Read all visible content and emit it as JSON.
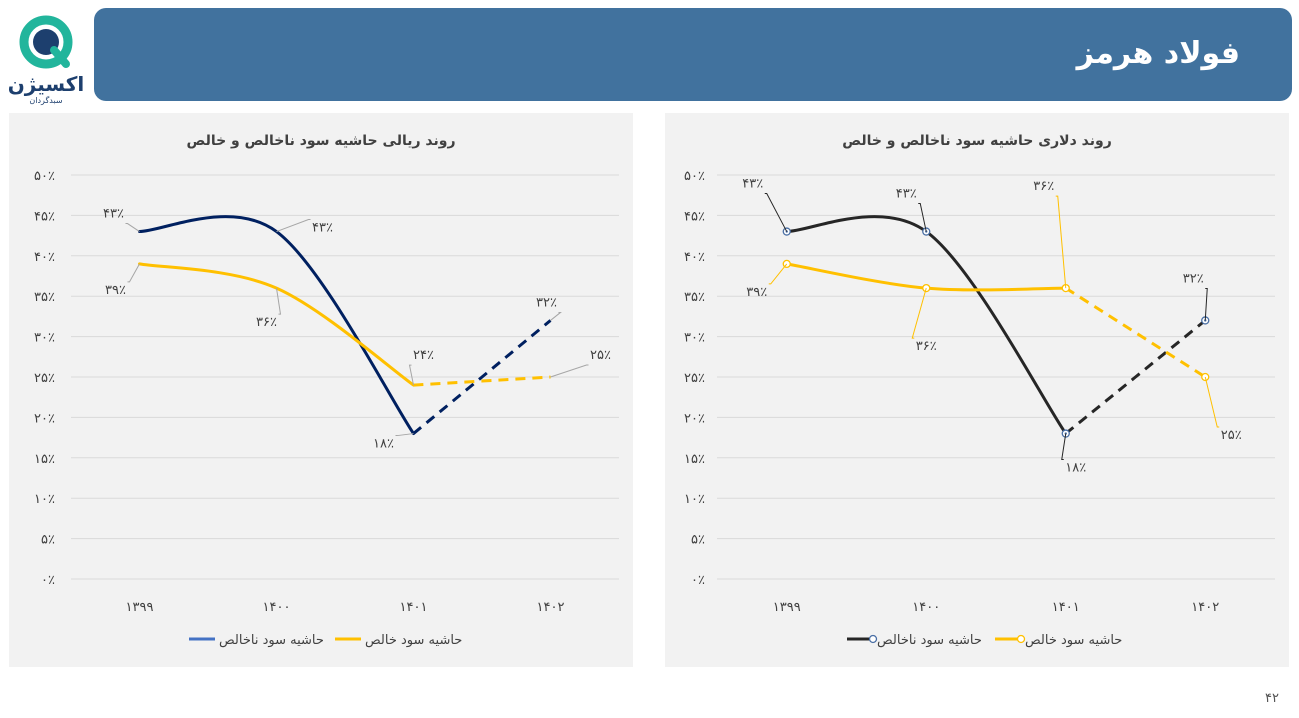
{
  "brand": {
    "name": "اکسیژن",
    "tagline": "سبدگردان",
    "accent": "#41729e",
    "logo_colors": [
      "#1d3f6e",
      "#22b59c"
    ]
  },
  "header": {
    "title": "فولاد هرمز"
  },
  "page_number": "۴۲",
  "chart_data": [
    {
      "type": "line",
      "title": "روند ریالی حاشیه سود ناخالص و خالص",
      "categories": [
        "۱۳۹۹",
        "۱۴۰۰",
        "۱۴۰۱",
        "۱۴۰۲"
      ],
      "y_ticks": [
        "۰٪",
        "۵٪",
        "۱۰٪",
        "۱۵٪",
        "۲۰٪",
        "۲۵٪",
        "۳۰٪",
        "۳۵٪",
        "۴۰٪",
        "۴۵٪",
        "۵۰٪"
      ],
      "ylim": [
        0,
        50
      ],
      "grid": true,
      "legend_position": "bottom",
      "forecast_from_index": 2,
      "series": [
        {
          "name": "حاشیه سود ناخالص",
          "values": [
            43,
            43,
            18,
            32
          ],
          "labels": [
            "۴۳٪",
            "۴۳٪",
            "۱۸٪",
            "۳۲٪"
          ],
          "color": "#002060",
          "legend_color": "#4472c4",
          "markers": false
        },
        {
          "name": "حاشیه سود خالص",
          "values": [
            39,
            36,
            24,
            25
          ],
          "labels": [
            "۳۹٪",
            "۳۶٪",
            "۲۴٪",
            "۲۵٪"
          ],
          "color": "#ffc000",
          "legend_color": "#ffc000",
          "markers": false
        }
      ]
    },
    {
      "type": "line",
      "title": "روند دلاری حاشیه سود ناخالص و خالص",
      "categories": [
        "۱۳۹۹",
        "۱۴۰۰",
        "۱۴۰۱",
        "۱۴۰۲"
      ],
      "y_ticks": [
        "۰٪",
        "۵٪",
        "۱۰٪",
        "۱۵٪",
        "۲۰٪",
        "۲۵٪",
        "۳۰٪",
        "۳۵٪",
        "۴۰٪",
        "۴۵٪",
        "۵۰٪"
      ],
      "ylim": [
        0,
        50
      ],
      "grid": true,
      "legend_position": "bottom",
      "forecast_from_index": 2,
      "series": [
        {
          "name": "حاشیه سود ناخالص",
          "values": [
            43,
            43,
            18,
            32
          ],
          "labels": [
            "۴۳٪",
            "۴۳٪",
            "۱۸٪",
            "۳۲٪"
          ],
          "color": "#262626",
          "legend_color": "#262626",
          "markers": true
        },
        {
          "name": "حاشیه سود خالص",
          "values": [
            39,
            36,
            36,
            25
          ],
          "labels": [
            "۳۹٪",
            "۳۶٪",
            "۳۶٪",
            "۲۵٪"
          ],
          "color": "#ffc000",
          "legend_color": "#ffc000",
          "markers": true
        }
      ]
    }
  ]
}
········
DO THIS >> All lines above with "title" in them should be returned.

TASK ANSWER >>
    "title": "فولاد هرمز"
      "title": "روند ریالی حاشیه سود ناخالص و خالص",
      "title": "روند دلاری حاشیه سود ناخالص و خالص",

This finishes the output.